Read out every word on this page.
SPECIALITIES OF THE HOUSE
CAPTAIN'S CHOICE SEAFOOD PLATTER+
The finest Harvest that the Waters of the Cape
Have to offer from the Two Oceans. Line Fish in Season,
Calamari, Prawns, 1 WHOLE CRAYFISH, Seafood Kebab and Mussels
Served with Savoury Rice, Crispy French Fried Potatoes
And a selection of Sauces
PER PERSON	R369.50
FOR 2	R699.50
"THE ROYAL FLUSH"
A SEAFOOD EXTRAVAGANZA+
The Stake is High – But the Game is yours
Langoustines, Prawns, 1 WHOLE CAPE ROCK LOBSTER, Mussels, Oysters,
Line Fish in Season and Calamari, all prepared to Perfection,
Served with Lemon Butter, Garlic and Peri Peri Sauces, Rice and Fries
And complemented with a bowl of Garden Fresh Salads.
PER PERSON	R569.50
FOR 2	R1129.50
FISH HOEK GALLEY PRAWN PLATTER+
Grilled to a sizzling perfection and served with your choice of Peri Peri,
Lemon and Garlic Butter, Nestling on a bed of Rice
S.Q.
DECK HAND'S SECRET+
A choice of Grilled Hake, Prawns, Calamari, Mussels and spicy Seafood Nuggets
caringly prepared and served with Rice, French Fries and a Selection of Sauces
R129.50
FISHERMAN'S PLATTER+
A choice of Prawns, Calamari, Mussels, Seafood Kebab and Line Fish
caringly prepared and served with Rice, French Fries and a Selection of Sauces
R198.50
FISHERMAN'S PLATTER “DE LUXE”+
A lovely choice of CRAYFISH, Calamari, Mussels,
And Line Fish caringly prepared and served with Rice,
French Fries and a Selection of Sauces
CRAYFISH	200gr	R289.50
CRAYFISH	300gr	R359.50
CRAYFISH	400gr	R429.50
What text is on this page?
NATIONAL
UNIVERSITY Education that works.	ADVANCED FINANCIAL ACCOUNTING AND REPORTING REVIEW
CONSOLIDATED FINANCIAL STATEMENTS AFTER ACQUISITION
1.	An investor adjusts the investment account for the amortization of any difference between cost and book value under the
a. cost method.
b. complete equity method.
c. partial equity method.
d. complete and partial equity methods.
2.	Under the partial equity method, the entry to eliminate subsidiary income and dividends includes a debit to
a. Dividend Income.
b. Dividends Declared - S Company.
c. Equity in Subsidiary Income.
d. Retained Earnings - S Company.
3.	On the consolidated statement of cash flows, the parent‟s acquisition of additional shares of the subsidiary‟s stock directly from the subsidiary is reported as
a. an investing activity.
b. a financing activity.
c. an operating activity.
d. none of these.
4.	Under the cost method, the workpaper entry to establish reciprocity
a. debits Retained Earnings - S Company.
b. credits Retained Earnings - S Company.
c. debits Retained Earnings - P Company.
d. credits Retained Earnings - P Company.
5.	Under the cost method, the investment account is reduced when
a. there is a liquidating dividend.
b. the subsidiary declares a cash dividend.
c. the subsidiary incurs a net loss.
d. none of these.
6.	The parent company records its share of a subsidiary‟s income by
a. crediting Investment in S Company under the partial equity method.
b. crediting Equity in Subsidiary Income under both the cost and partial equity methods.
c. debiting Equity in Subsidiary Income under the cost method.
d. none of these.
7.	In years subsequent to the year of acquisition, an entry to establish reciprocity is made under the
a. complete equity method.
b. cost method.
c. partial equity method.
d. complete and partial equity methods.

———

Copy every line in the records above that contains the word "Mussels".

Calamari, Prawns, 1 WHOLE CRAYFISH, Seafood Kebab and Mussels
Langoustines, Prawns, 1 WHOLE CAPE ROCK LOBSTER, Mussels, Oysters,
A choice of Grilled Hake, Prawns, Calamari, Mussels and spicy Seafood Nuggets
A choice of Prawns, Calamari, Mussels, Seafood Kebab and Line Fish
A lovely choice of CRAYFISH, Calamari, Mussels,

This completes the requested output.